Supplied material:
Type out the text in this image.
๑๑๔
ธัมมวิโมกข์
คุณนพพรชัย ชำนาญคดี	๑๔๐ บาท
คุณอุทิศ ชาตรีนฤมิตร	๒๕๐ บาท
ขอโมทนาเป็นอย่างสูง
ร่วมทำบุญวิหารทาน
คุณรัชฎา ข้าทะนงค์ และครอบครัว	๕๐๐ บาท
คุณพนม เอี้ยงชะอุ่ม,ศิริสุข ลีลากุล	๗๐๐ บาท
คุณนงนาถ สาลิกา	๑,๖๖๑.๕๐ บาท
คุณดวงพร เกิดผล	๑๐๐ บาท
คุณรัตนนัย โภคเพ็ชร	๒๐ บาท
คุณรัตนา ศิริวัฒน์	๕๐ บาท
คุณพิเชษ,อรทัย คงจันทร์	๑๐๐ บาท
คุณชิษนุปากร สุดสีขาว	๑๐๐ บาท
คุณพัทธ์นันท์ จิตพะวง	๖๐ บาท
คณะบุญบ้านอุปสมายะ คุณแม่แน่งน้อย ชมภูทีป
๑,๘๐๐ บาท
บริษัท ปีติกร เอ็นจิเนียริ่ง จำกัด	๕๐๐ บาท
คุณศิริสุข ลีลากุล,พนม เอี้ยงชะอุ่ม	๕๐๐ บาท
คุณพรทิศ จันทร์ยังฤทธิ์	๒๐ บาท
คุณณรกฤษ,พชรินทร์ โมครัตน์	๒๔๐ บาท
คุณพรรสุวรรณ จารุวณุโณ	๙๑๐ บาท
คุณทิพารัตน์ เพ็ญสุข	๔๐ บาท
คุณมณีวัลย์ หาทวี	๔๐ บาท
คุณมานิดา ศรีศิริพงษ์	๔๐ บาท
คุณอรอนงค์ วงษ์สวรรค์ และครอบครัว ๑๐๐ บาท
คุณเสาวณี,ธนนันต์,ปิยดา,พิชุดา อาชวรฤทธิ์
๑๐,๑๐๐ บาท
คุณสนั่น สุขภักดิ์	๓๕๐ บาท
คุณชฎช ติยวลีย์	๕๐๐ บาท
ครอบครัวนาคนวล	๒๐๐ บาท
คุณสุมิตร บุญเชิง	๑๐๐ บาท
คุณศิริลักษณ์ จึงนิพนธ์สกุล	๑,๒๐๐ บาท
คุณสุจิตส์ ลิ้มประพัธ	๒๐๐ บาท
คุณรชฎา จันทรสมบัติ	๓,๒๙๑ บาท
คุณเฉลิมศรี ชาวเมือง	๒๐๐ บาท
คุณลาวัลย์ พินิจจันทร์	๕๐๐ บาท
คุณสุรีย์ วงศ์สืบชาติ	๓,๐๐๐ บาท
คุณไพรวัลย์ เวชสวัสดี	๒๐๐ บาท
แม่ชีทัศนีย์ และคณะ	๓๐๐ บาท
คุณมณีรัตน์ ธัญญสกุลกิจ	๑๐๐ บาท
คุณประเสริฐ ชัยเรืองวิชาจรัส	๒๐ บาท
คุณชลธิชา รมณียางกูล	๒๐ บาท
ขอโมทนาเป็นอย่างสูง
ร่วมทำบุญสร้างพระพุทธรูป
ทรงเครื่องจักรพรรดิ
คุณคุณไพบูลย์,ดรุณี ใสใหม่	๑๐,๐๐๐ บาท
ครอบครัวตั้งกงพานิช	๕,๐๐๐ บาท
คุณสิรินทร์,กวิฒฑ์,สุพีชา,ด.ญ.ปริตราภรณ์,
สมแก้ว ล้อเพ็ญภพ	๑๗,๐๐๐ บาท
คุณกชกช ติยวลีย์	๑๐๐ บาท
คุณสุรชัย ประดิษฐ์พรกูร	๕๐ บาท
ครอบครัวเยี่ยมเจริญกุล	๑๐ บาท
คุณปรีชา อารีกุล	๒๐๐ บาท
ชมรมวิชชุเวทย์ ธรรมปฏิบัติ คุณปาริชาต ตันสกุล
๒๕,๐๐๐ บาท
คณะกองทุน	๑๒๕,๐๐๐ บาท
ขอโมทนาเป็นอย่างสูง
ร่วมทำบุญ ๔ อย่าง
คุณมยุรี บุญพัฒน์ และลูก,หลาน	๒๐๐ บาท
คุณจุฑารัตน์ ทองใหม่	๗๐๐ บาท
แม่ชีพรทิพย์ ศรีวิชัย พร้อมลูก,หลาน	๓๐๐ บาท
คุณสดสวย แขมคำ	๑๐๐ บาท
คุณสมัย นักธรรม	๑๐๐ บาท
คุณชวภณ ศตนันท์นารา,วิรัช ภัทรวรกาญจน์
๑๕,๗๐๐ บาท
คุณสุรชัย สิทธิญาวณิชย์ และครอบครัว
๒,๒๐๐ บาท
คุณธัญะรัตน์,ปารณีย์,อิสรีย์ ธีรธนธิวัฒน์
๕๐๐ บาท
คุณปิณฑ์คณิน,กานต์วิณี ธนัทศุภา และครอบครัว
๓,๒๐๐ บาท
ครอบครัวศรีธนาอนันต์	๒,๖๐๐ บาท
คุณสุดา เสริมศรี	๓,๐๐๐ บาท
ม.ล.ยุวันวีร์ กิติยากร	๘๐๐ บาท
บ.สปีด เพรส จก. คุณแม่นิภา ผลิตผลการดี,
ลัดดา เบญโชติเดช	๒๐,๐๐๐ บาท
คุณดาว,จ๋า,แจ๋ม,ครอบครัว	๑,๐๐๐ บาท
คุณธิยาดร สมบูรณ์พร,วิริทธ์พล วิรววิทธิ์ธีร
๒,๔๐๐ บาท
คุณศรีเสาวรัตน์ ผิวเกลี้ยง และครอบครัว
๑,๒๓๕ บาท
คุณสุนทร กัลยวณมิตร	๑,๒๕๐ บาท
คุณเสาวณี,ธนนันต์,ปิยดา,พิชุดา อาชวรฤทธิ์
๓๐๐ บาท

Set exercise: Each record above should be repeated exactly as it appears.

Solved problem:
Type out the text in this image.
๑๑๔
ธัมมวิโมกข์
คุณนพพรชัย ชำนาญคดี	๑๔๐ บาท
คุณอุทิศ ชาตรีนฤมิตร	๒๕๐ บาท
ขอโมทนาเป็นอย่างสูง
ร่วมทำบุญวิหารทาน
คุณรัชฎา ข้าทะนงค์ และครอบครัว	๕๐๐ บาท
คุณพนม เอี้ยงชะอุ่ม,ศิริสุข ลีลากุล	๗๐๐ บาท
คุณนงนาถ สาลิกา	๑,๖๖๑.๕๐ บาท
คุณดวงพร เกิดผล	๑๐๐ บาท
คุณรัตนนัย โภคเพ็ชร	๒๐ บาท
คุณรัตนา ศิริวัฒน์	๕๐ บาท
คุณพิเชษ,อรทัย คงจันทร์	๑๐๐ บาท
คุณชิษนุปากร สุดสีขาว	๑๐๐ บาท
คุณพัทธ์นันท์ จิตพะวง	๖๐ บาท
คณะบุญบ้านอุปสมายะ คุณแม่แน่งน้อย ชมภูทีป
๑,๘๐๐ บาท
บริษัท ปีติกร เอ็นจิเนียริ่ง จำกัด	๕๐๐ บาท
คุณศิริสุข ลีลากุล,พนม เอี้ยงชะอุ่ม	๕๐๐ บาท
คุณพรทิศ จันทร์ยังฤทธิ์	๒๐ บาท
คุณณรกฤษ,พชรินทร์ โมครัตน์	๒๔๐ บาท
คุณพรรสุวรรณ จารุวณุโณ	๙๑๐ บาท
คุณทิพารัตน์ เพ็ญสุข	๔๐ บาท
คุณมณีวัลย์ หาทวี	๔๐ บาท
คุณมานิดา ศรีศิริพงษ์	๔๐ บาท
คุณอรอนงค์ วงษ์สวรรค์ และครอบครัว ๑๐๐ บาท
คุณเสาวณี,ธนนันต์,ปิยดา,พิชุดา อาชวรฤทธิ์
๑๐,๑๐๐ บาท
คุณสนั่น สุขภักดิ์	๓๕๐ บาท
คุณชฎช ติยวลีย์	๕๐๐ บาท
ครอบครัวนาคนวล	๒๐๐ บาท
คุณสุมิตร บุญเชิง	๑๐๐ บาท
คุณศิริลักษณ์ จึงนิพนธ์สกุล	๑,๒๐๐ บาท
คุณสุจิตส์ ลิ้มประพัธ	๒๐๐ บาท
คุณรชฎา จันทรสมบัติ	๓,๒๙๑ บาท
คุณเฉลิมศรี ชาวเมือง	๒๐๐ บาท
คุณลาวัลย์ พินิจจันทร์	๕๐๐ บาท
คุณสุรีย์ วงศ์สืบชาติ	๓,๐๐๐ บาท
คุณไพรวัลย์ เวชสวัสดี	๒๐๐ บาท
แม่ชีทัศนีย์ และคณะ	๓๐๐ บาท
คุณมณีรัตน์ ธัญญสกุลกิจ	๑๐๐ บาท
คุณประเสริฐ ชัยเรืองวิชาจรัส	๒๐ บาท
คุณชลธิชา รมณียางกูล	๒๐ บาท
ขอโมทนาเป็นอย่างสูง
ร่วมทำบุญสร้างพระพุทธรูป
ทรงเครื่องจักรพรรดิ
คุณคุณไพบูลย์,ดรุณี ใสใหม่	๑๐,๐๐๐ บาท
ครอบครัวตั้งกงพานิช	๕,๐๐๐ บาท
คุณสิรินทร์,กวิฒฑ์,สุพีชา,ด.ญ.ปริตราภรณ์,
สมแก้ว ล้อเพ็ญภพ	๑๗,๐๐๐ บาท
คุณกชกช ติยวลีย์	๑๐๐ บาท
คุณสุรชัย ประดิษฐ์พรกูร	๕๐ บาท
ครอบครัวเยี่ยมเจริญกุล	๑๐ บาท
คุณปรีชา อารีกุล	๒๐๐ บาท
ชมรมวิชชุเวทย์ ธรรมปฏิบัติ คุณปาริชาต ตันสกุล
๒๕,๐๐๐ บาท
คณะกองทุน	๑๒๕,๐๐๐ บาท
ขอโมทนาเป็นอย่างสูง
ร่วมทำบุญ ๔ อย่าง
คุณมยุรี บุญพัฒน์ และลูก,หลาน	๒๐๐ บาท
คุณจุฑารัตน์ ทองใหม่	๗๐๐ บาท
แม่ชีพรทิพย์ ศรีวิชัย พร้อมลูก,หลาน	๓๐๐ บาท
คุณสดสวย แขมคำ	๑๐๐ บาท
คุณสมัย นักธรรม	๑๐๐ บาท
คุณชวภณ ศตนันท์นารา,วิรัช ภัทรวรกาญจน์
๑๕,๗๐๐ บาท
คุณสุรชัย สิทธิญาวณิชย์ และครอบครัว
๒,๒๐๐ บาท
คุณธัญะรัตน์,ปารณีย์,อิสรีย์ ธีรธนธิวัฒน์
๕๐๐ บาท
คุณปิณฑ์คณิน,กานต์วิณี ธนัทศุภา และครอบครัว
๓,๒๐๐ บาท
ครอบครัวศรีธนาอนันต์	๒,๖๐๐ บาท
คุณสุดา เสริมศรี	๓,๐๐๐ บาท
ม.ล.ยุวันวีร์ กิติยากร	๘๐๐ บาท
บ.สปีด เพรส จก. คุณแม่นิภา ผลิตผลการดี,
ลัดดา เบญโชติเดช	๒๐,๐๐๐ บาท
คุณดาว,จ๋า,แจ๋ม,ครอบครัว	๑,๐๐๐ บาท
คุณธิยาดร สมบูรณ์พร,วิริทธ์พล วิรววิทธิ์ธีร
๒,๔๐๐ บาท
คุณศรีเสาวรัตน์ ผิวเกลี้ยง และครอบครัว
๑,๒๓๕ บาท
คุณสุนทร กัลยวณมิตร	๑,๒๕๐ บาท
คุณเสาวณี,ธนนันต์,ปิยดา,พิชุดา อาชวรฤทธิ์
๓๐๐ บาท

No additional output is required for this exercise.